Aim: List all the lines in these records that hold "样品编号".

··· Given information ···

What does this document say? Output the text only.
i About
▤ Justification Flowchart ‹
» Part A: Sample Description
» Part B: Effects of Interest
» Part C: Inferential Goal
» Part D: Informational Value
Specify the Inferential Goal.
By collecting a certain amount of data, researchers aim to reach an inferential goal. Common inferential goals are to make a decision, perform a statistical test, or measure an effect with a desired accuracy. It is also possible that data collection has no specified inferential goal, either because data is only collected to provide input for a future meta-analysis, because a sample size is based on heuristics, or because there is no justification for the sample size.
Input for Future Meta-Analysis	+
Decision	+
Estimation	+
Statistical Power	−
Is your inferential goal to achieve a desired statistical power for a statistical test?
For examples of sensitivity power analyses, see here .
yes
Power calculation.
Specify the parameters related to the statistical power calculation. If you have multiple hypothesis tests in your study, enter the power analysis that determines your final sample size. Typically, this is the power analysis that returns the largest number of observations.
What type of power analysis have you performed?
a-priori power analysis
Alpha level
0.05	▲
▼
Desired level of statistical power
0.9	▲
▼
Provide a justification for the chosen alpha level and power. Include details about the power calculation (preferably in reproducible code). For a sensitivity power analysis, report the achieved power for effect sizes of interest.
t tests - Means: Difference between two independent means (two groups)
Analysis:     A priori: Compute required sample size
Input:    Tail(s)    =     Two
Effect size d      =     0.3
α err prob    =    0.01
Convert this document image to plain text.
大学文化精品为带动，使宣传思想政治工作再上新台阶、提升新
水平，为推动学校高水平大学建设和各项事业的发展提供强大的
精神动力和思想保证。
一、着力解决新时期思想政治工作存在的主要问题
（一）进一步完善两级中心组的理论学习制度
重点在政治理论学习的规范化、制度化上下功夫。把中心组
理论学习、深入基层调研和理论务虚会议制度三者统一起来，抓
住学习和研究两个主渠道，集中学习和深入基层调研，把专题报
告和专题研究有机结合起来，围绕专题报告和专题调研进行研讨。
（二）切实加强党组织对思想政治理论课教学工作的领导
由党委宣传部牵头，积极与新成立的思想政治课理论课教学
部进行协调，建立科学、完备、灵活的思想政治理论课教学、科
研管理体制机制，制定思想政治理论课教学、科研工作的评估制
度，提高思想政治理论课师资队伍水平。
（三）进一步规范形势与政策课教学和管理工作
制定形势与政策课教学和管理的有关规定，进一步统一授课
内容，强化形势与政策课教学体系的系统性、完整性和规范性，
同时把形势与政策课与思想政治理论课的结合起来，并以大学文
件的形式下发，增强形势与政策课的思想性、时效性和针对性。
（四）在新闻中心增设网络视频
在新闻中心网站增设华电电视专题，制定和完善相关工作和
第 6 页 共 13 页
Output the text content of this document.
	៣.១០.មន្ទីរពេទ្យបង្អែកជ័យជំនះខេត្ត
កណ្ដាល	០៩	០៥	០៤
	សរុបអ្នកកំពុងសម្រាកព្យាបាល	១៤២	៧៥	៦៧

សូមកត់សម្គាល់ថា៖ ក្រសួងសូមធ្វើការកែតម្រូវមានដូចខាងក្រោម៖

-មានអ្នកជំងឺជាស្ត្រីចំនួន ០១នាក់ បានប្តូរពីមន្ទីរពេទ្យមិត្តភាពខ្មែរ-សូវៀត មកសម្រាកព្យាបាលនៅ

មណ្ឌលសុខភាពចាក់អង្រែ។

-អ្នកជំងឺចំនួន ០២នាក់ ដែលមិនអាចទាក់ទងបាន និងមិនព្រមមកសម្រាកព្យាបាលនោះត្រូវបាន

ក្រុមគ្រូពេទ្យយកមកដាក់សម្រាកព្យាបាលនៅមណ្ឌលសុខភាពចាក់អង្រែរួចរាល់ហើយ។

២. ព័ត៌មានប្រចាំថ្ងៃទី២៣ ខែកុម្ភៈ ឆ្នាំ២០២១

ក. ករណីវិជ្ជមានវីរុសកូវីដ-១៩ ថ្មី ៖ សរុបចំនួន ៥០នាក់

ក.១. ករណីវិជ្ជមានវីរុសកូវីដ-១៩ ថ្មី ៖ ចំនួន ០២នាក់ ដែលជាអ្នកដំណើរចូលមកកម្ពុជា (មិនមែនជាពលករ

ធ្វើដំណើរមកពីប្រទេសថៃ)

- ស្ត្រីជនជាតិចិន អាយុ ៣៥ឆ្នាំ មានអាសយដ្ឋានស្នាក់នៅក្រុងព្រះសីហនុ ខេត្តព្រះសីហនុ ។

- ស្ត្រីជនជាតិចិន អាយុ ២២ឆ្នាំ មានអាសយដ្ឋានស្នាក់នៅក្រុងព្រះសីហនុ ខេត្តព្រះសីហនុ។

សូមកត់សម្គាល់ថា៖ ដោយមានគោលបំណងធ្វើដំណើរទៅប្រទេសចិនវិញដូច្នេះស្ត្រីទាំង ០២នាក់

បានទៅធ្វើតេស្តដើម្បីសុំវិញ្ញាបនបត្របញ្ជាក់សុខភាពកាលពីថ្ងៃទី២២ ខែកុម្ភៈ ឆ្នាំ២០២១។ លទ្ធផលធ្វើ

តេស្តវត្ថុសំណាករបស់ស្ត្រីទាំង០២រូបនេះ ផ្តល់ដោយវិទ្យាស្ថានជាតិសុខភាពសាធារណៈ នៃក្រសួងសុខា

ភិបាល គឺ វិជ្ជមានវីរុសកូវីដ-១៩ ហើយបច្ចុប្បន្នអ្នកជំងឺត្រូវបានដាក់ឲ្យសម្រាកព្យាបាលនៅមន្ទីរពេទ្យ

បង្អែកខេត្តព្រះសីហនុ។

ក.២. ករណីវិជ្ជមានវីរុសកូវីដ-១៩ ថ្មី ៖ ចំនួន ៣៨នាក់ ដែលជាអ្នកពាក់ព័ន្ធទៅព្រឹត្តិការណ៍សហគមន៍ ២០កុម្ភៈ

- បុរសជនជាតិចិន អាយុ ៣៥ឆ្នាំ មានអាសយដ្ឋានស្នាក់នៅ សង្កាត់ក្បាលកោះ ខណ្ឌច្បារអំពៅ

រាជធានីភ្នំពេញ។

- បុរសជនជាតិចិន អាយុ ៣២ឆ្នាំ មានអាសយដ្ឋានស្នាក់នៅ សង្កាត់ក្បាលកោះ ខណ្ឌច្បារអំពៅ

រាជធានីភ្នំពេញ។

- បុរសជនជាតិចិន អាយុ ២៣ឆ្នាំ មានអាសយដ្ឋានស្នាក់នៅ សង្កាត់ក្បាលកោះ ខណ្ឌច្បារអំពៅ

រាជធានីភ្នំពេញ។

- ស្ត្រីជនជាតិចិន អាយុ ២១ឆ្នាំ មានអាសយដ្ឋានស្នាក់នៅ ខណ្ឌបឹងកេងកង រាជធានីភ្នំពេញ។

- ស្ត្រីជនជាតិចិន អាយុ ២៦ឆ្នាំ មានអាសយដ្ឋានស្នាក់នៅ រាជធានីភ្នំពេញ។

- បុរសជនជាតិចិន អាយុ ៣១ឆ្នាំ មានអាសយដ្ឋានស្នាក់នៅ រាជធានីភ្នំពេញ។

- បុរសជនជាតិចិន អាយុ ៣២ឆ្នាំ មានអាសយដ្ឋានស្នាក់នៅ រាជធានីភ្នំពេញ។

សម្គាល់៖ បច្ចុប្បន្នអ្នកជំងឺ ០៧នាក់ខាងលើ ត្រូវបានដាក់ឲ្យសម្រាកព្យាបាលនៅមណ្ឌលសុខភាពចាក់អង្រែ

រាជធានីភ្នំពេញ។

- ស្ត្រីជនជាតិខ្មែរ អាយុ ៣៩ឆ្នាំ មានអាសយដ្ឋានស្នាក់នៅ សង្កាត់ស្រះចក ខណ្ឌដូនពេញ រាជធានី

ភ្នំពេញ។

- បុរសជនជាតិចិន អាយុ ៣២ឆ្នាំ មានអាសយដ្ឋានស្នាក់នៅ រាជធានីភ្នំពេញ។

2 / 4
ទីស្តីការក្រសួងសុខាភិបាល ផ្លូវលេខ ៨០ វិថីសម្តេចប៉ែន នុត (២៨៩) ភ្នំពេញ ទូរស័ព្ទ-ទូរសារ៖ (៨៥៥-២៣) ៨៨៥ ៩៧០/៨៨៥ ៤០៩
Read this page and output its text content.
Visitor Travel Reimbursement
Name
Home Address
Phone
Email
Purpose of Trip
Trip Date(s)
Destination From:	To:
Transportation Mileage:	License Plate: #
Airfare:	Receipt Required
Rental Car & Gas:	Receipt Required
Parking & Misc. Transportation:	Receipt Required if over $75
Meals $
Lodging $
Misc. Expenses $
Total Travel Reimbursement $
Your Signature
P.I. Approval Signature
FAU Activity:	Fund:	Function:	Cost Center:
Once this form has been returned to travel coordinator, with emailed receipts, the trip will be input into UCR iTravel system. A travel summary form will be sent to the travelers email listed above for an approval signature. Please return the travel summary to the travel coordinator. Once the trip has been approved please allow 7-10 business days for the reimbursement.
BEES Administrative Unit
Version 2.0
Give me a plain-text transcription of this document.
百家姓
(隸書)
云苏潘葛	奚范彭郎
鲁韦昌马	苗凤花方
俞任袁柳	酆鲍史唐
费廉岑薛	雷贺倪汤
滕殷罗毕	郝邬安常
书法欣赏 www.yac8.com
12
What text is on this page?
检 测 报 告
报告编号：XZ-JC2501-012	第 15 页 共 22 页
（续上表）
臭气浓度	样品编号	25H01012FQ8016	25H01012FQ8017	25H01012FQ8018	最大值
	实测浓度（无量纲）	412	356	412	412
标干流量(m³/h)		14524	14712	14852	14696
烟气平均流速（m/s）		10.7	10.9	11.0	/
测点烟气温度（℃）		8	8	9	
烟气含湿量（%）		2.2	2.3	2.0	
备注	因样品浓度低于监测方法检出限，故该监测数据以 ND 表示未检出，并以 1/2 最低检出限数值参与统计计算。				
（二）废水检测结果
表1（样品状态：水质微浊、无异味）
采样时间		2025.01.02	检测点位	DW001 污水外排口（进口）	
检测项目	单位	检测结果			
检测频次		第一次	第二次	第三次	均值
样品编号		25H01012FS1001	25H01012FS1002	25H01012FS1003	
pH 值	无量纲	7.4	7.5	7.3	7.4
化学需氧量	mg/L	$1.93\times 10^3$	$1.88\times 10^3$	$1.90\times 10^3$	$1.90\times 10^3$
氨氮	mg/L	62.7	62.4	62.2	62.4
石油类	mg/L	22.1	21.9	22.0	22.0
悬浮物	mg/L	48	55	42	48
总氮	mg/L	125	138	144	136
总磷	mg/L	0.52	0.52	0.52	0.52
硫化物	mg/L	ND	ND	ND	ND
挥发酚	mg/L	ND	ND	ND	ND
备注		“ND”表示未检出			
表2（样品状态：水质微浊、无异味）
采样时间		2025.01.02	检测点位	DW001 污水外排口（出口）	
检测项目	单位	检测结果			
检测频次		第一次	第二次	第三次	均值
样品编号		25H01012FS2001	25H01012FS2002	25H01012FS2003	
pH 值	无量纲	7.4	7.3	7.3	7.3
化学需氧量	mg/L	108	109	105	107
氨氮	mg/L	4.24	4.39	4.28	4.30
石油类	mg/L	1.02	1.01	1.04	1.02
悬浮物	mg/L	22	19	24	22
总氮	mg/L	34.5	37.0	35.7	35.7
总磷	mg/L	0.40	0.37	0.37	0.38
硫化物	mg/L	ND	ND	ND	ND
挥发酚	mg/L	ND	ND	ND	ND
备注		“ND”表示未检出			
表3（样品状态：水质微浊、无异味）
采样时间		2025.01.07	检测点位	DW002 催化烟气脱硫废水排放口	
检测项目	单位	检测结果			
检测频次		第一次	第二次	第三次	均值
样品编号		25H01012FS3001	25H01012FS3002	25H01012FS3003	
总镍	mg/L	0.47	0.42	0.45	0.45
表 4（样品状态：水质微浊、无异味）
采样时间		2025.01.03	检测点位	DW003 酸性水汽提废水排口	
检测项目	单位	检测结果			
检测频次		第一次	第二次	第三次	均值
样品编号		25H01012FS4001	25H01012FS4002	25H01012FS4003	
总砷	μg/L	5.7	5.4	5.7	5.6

···

Solution for this exercise:
臭气浓度	样品编号	25H01012FQ8016	25H01012FQ8017	25H01012FQ8018	最大值
样品编号		25H01012FS1001	25H01012FS1002	25H01012FS1003	
样品编号		25H01012FS2001	25H01012FS2002	25H01012FS2003	
样品编号		25H01012FS3001	25H01012FS3002	25H01012FS3003	
样品编号		25H01012FS4001	25H01012FS4002	25H01012FS4003	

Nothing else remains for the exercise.